» **WHAT THE TASK ASKS**:
Scan the material below for the word "Windows", then copy every line in which it appears.

--- RECORDS FOR PROCESSING Enclosed Below ---

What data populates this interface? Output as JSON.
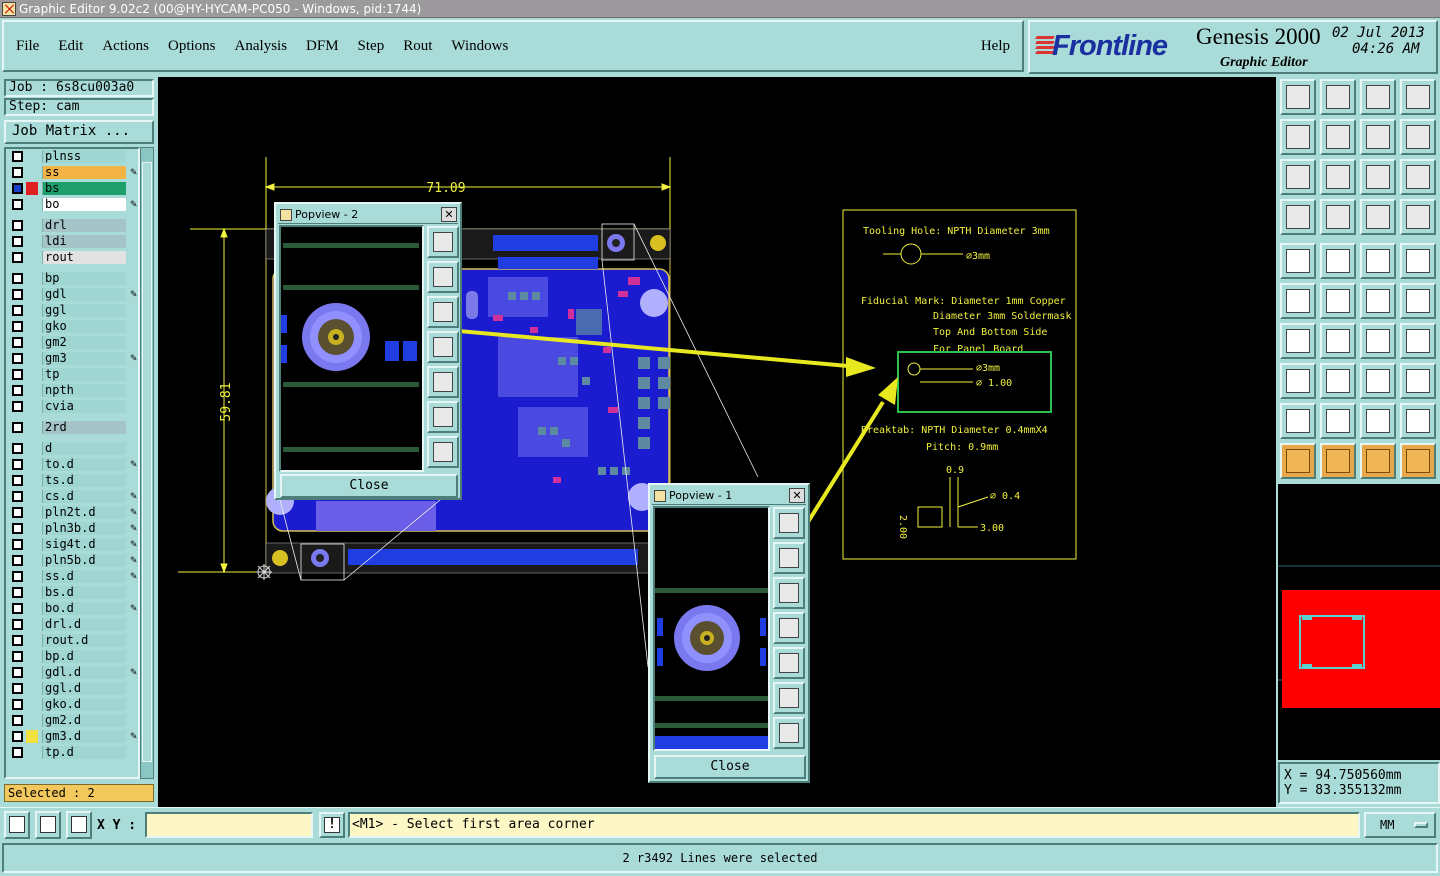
{
  "window": {
    "title": "Graphic Editor 9.02c2 (00@HY-HYCAM-PC050 - Windows, pid:1744)"
  },
  "menu": {
    "items": [
      "File",
      "Edit",
      "Actions",
      "Options",
      "Analysis",
      "DFM",
      "Step",
      "Rout",
      "Windows"
    ],
    "help": "Help"
  },
  "logo": {
    "brand": "Frontline",
    "product": "Genesis 2000",
    "subtitle": "Graphic Editor",
    "date": "02 Jul 2013",
    "time": "04:26 AM"
  },
  "job": {
    "job_label": "Job : 6s8cu003a0",
    "step_label": "Step: cam",
    "job_matrix_button": "Job Matrix ..."
  },
  "layers": [
    {
      "name": "plnss",
      "color": "#9fd6d2",
      "pen": false
    },
    {
      "name": "ss",
      "color": "#f3b445",
      "pen": true
    },
    {
      "name": "bs",
      "color": "#1e9e6a",
      "pen": false,
      "active": true
    },
    {
      "name": "bo",
      "color": "#ffffff",
      "pen": true
    },
    {
      "name": "drl",
      "color": "#a4c4c8",
      "pen": false
    },
    {
      "name": "ldi",
      "color": "#a4c4c8",
      "pen": false
    },
    {
      "name": "rout",
      "color": "#e2e2e2",
      "pen": false
    },
    {
      "name": "bp",
      "color": "#9fd6d2",
      "pen": false
    },
    {
      "name": "gdl",
      "color": "#9fd6d2",
      "pen": true
    },
    {
      "name": "ggl",
      "color": "#9fd6d2",
      "pen": false
    },
    {
      "name": "gko",
      "color": "#9fd6d2",
      "pen": false
    },
    {
      "name": "gm2",
      "color": "#9fd6d2",
      "pen": false
    },
    {
      "name": "gm3",
      "color": "#9fd6d2",
      "pen": true
    },
    {
      "name": "tp",
      "color": "#9fd6d2",
      "pen": false
    },
    {
      "name": "npth",
      "color": "#9fd6d2",
      "pen": false
    },
    {
      "name": "cvia",
      "color": "#9fd6d2",
      "pen": false
    },
    {
      "name": "2rd",
      "color": "#a4c4c8",
      "pen": false
    },
    {
      "name": "d",
      "color": "#9fd6d2",
      "pen": false
    },
    {
      "name": "to.d",
      "color": "#9fd6d2",
      "pen": true
    },
    {
      "name": "ts.d",
      "color": "#9fd6d2",
      "pen": false
    },
    {
      "name": "cs.d",
      "color": "#9fd6d2",
      "pen": true
    },
    {
      "name": "pln2t.d",
      "color": "#9fd6d2",
      "pen": true
    },
    {
      "name": "pln3b.d",
      "color": "#9fd6d2",
      "pen": true
    },
    {
      "name": "sig4t.d",
      "color": "#9fd6d2",
      "pen": true
    },
    {
      "name": "pln5b.d",
      "color": "#9fd6d2",
      "pen": true
    },
    {
      "name": "ss.d",
      "color": "#9fd6d2",
      "pen": true
    },
    {
      "name": "bs.d",
      "color": "#9fd6d2",
      "pen": false
    },
    {
      "name": "bo.d",
      "color": "#9fd6d2",
      "pen": true
    },
    {
      "name": "drl.d",
      "color": "#9fd6d2",
      "pen": false
    },
    {
      "name": "rout.d",
      "color": "#9fd6d2",
      "pen": false
    },
    {
      "name": "bp.d",
      "color": "#9fd6d2",
      "pen": false
    },
    {
      "name": "gdl.d",
      "color": "#9fd6d2",
      "pen": true
    },
    {
      "name": "ggl.d",
      "color": "#9fd6d2",
      "pen": false
    },
    {
      "name": "gko.d",
      "color": "#9fd6d2",
      "pen": false
    },
    {
      "name": "gm2.d",
      "color": "#9fd6d2",
      "pen": false
    },
    {
      "name": "gm3.d",
      "color": "#9fd6d2",
      "pen": true,
      "marker": "#f0e040"
    },
    {
      "name": "tp.d",
      "color": "#9fd6d2",
      "pen": false
    }
  ],
  "selected_count": "Selected : 2",
  "canvas": {
    "dim_width": "71.09",
    "dim_height": "59.81",
    "notes": {
      "tooling": "Tooling Hole: NPTH  Diameter 3mm",
      "tooling_dia": "⌀3mm",
      "fiducial_1": "Fiducial Mark: Diameter 1mm Copper",
      "fiducial_2": "Diameter 3mm Soldermask",
      "fiducial_3": "Top And Bottom Side",
      "fiducial_4": "For Panel Board",
      "fid_dia_3": "⌀3mm",
      "fid_dia_1": "⌀ 1.00",
      "breaktab_1": "Breaktab: NPTH   Diameter 0.4mmX4",
      "breaktab_2": "Pitch: 0.9mm",
      "bt_09": "0.9",
      "bt_04": "⌀ 0.4",
      "bt_300": "3.00",
      "bt_200": "2.00"
    }
  },
  "popviews": [
    {
      "title": "Popview - 2",
      "close": "Close"
    },
    {
      "title": "Popview - 1",
      "close": "Close"
    }
  ],
  "coordinates": {
    "x": "X  =  94.750560mm",
    "y": "Y  =  83.355132mm"
  },
  "command": {
    "xy_label": "X Y :",
    "xy_value": "",
    "excl": "!",
    "prompt": "<M1> - Select first area corner",
    "units": "MM"
  },
  "status": "2 r3492 Lines were selected"
}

--- End of Enclosed RECORDS FOR PROCESSING ---

» **OUTPUT FOR THIS EXERCISE**:
    "title": "Graphic Editor 9.02c2 (00@HY-HYCAM-PC050 - Windows, pid:1744)"
      "Windows"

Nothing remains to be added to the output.